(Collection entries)
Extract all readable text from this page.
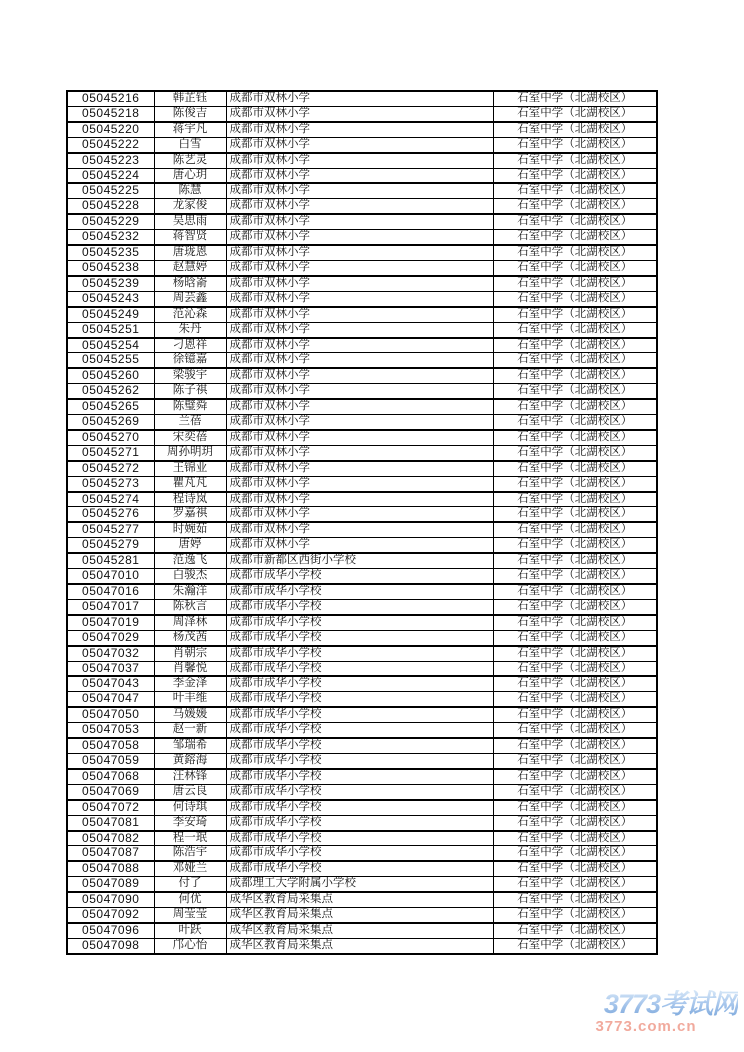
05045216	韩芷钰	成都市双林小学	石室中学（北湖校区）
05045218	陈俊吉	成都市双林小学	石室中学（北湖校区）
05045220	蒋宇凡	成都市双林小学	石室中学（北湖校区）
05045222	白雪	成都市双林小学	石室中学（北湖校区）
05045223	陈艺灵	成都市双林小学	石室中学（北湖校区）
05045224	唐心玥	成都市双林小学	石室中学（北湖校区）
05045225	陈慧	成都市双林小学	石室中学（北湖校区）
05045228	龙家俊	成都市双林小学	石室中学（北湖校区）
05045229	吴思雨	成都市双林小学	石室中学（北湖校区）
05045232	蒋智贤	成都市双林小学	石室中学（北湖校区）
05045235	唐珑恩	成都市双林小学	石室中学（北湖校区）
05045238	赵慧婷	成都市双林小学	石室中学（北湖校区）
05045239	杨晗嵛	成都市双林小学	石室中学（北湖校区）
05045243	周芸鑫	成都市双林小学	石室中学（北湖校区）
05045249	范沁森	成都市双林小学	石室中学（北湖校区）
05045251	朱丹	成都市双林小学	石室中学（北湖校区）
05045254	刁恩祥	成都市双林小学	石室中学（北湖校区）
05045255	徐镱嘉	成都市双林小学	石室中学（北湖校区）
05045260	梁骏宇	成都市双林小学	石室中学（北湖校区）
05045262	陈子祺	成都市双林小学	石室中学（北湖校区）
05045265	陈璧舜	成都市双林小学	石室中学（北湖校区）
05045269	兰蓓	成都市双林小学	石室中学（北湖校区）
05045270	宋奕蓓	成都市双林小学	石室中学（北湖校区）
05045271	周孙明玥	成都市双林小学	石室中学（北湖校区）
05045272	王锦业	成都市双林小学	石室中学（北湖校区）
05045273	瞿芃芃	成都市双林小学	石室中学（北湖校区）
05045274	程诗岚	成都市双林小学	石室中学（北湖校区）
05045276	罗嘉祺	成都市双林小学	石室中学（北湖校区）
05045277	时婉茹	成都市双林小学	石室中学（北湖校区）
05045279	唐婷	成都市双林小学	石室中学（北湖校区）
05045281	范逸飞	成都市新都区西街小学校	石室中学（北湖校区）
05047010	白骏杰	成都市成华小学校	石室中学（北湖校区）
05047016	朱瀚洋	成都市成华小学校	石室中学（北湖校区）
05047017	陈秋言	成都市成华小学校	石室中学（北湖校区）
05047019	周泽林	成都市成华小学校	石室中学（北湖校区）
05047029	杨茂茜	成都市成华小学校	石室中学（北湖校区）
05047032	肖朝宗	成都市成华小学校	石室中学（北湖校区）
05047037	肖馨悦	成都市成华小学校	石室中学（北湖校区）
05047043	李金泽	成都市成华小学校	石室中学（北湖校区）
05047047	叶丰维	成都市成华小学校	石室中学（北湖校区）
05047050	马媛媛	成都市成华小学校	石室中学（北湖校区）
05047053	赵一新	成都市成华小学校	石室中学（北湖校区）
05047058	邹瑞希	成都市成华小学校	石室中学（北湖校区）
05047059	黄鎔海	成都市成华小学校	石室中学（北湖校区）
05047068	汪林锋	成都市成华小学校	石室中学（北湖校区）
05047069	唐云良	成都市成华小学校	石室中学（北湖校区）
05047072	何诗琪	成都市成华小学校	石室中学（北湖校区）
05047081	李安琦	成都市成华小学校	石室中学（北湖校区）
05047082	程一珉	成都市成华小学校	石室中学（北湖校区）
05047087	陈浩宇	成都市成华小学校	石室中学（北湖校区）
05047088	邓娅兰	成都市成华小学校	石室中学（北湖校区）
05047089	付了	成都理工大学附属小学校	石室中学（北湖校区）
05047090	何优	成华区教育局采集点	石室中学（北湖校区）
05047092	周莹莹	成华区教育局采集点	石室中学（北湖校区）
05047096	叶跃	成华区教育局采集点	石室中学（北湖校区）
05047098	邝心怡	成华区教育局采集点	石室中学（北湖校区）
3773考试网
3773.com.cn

==

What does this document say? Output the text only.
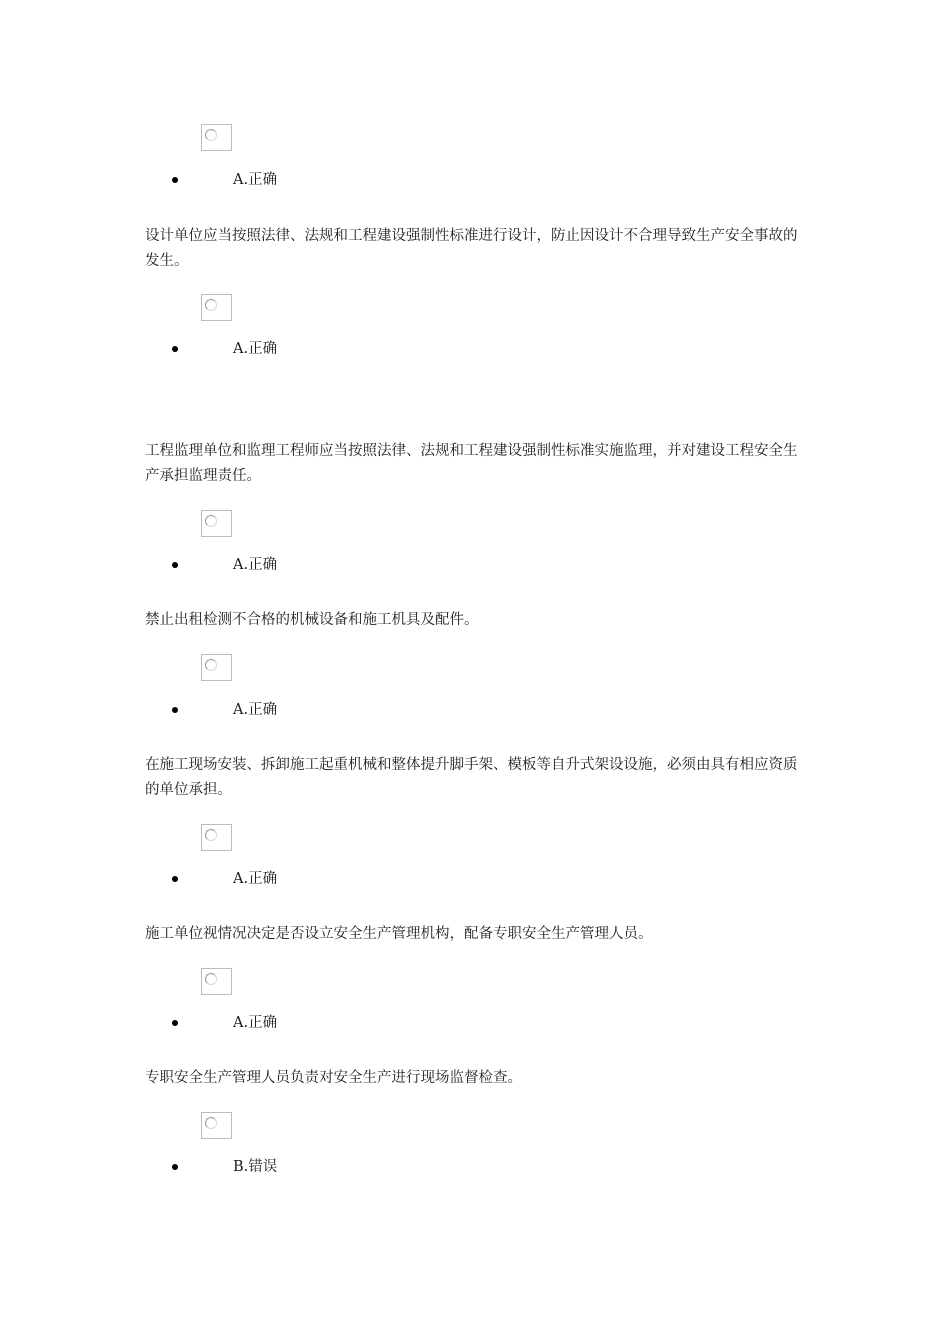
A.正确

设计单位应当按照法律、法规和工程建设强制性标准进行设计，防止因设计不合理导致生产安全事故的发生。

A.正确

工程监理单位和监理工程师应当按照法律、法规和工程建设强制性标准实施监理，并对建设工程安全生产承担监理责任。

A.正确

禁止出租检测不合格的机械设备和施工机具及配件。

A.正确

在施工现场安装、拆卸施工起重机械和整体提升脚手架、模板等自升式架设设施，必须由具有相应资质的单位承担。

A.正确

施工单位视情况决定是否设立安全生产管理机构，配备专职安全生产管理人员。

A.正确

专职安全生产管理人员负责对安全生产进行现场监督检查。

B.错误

TASK OBJECTIVE: Each line above that includes "this" should be shown.

EXERCISE ANSWER:
Extract all readable text from this page.
What does this document say? Output the text only.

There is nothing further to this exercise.